- [Brief]
Where a line contains the string "kind", copy that line.

- [Material provided]
▼
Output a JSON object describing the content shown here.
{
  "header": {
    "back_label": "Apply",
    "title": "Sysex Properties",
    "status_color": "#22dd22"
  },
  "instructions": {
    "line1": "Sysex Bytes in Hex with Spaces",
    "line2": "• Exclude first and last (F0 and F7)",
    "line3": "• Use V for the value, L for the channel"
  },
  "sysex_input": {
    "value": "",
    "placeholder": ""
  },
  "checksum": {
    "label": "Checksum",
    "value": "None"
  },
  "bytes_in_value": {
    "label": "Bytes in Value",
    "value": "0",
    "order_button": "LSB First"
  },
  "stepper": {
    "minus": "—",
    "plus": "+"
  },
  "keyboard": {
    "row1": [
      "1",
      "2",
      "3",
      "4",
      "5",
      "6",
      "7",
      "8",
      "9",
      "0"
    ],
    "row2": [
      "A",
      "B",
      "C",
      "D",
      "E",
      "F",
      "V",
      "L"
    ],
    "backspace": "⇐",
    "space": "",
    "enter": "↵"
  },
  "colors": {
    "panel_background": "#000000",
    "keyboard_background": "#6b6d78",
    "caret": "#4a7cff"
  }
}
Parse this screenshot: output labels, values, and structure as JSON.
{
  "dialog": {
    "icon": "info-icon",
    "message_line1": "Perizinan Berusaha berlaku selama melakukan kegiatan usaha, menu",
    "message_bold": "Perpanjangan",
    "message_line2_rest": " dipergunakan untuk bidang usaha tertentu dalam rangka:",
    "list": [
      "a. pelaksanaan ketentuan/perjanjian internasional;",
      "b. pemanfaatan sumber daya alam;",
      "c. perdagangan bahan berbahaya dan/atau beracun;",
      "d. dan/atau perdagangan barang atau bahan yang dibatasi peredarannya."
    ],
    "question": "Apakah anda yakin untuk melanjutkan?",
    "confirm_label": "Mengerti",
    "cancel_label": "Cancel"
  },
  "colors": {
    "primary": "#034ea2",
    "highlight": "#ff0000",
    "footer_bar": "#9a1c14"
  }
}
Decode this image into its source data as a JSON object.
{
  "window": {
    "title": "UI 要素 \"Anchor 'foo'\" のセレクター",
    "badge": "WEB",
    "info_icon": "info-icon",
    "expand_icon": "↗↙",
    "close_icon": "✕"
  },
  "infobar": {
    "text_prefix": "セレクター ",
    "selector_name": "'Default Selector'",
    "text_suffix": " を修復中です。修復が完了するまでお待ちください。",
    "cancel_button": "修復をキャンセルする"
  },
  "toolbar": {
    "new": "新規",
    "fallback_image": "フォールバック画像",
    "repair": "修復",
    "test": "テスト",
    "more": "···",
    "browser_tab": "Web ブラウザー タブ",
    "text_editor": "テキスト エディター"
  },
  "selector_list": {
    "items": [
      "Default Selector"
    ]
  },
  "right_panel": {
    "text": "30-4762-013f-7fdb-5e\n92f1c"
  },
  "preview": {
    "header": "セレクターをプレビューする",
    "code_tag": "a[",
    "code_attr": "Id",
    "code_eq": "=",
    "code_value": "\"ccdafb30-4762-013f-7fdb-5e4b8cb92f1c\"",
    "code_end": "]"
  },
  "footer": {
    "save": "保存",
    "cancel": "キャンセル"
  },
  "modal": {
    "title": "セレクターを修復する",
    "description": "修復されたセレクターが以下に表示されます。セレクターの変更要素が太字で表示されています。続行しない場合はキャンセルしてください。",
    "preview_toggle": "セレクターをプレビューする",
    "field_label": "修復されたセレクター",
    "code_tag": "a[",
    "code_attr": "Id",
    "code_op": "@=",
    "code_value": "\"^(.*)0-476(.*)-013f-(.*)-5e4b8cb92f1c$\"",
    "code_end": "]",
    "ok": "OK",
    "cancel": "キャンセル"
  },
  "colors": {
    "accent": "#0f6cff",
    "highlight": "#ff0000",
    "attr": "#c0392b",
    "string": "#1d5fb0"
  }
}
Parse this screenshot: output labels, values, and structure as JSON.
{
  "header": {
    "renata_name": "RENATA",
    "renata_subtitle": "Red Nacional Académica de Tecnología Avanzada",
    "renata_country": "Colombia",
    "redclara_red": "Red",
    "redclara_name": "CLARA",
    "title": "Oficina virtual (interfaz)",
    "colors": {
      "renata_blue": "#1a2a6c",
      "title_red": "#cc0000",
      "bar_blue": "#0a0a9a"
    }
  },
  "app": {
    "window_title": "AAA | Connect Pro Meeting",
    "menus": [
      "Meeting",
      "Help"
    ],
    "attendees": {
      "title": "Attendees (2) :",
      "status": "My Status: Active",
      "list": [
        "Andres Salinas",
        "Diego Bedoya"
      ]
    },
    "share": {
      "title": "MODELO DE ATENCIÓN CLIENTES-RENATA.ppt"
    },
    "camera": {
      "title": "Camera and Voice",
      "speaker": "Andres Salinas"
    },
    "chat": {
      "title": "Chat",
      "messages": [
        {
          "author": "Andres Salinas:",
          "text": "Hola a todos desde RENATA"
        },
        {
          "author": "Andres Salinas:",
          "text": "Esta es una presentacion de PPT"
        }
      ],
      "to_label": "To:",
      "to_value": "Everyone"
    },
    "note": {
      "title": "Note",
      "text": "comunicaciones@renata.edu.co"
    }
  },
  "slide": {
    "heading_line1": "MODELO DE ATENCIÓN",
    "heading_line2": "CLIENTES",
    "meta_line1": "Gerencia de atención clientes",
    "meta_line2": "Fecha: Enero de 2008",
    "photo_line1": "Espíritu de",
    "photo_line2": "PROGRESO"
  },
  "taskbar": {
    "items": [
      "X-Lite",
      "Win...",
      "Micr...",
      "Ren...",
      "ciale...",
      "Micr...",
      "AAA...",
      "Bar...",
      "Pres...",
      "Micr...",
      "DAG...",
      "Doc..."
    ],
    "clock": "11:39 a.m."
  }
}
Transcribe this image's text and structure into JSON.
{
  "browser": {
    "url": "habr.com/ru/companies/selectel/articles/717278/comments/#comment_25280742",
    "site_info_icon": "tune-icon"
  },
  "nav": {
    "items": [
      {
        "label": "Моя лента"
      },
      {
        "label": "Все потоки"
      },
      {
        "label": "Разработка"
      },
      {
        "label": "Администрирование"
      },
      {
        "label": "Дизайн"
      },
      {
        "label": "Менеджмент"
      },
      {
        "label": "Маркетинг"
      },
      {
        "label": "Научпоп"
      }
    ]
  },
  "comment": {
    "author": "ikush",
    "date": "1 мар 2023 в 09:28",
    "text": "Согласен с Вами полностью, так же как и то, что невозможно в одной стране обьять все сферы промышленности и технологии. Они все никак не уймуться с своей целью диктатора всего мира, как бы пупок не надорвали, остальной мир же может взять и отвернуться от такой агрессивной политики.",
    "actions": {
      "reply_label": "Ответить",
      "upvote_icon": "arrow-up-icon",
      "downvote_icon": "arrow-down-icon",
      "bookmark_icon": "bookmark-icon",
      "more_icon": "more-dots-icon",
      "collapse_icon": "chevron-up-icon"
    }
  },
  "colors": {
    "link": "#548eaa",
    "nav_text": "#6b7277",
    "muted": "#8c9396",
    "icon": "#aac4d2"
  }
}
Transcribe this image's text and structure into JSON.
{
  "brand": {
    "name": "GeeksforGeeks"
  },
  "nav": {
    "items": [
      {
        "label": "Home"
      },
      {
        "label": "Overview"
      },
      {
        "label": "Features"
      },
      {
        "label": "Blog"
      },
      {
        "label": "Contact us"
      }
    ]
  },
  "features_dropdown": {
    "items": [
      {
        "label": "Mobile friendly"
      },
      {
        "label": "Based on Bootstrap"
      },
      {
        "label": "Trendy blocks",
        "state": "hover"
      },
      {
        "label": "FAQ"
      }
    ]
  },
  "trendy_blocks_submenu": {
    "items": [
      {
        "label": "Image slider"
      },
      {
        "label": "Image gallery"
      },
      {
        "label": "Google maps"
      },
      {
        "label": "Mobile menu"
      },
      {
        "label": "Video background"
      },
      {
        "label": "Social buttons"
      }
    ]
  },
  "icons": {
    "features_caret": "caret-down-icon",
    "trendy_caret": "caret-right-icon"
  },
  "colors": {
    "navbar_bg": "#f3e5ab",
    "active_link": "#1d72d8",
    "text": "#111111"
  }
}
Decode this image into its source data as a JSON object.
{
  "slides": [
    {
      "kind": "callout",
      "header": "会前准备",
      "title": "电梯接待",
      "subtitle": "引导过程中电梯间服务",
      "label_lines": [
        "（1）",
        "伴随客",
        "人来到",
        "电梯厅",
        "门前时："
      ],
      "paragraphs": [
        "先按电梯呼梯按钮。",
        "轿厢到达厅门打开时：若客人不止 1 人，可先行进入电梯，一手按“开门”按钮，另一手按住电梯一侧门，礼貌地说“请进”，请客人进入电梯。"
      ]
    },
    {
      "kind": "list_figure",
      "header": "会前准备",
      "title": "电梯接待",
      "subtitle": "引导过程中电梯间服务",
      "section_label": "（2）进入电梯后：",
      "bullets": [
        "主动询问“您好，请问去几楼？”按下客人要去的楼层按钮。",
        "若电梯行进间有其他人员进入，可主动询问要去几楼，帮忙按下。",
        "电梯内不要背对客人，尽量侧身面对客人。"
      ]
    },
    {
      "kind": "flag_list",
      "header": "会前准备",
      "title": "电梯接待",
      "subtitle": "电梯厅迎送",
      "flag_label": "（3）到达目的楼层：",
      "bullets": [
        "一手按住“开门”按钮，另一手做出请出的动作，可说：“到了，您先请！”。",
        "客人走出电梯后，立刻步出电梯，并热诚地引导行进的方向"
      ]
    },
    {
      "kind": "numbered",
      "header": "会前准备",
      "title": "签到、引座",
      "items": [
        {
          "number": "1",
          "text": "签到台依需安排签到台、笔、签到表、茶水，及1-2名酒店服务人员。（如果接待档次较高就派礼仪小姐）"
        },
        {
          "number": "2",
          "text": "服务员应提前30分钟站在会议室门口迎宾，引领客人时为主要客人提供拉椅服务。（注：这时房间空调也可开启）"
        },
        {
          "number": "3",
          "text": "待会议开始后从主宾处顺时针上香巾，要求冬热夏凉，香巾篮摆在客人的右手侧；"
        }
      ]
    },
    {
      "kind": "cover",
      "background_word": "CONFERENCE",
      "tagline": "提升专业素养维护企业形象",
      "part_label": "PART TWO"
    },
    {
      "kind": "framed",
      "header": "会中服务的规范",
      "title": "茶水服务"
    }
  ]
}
▲
- [Reply to the exercise]
      "kind": "callout",
      "kind": "list_figure",
      "kind": "flag_list",
      "kind": "numbered",
      "kind": "cover",
      "kind": "framed",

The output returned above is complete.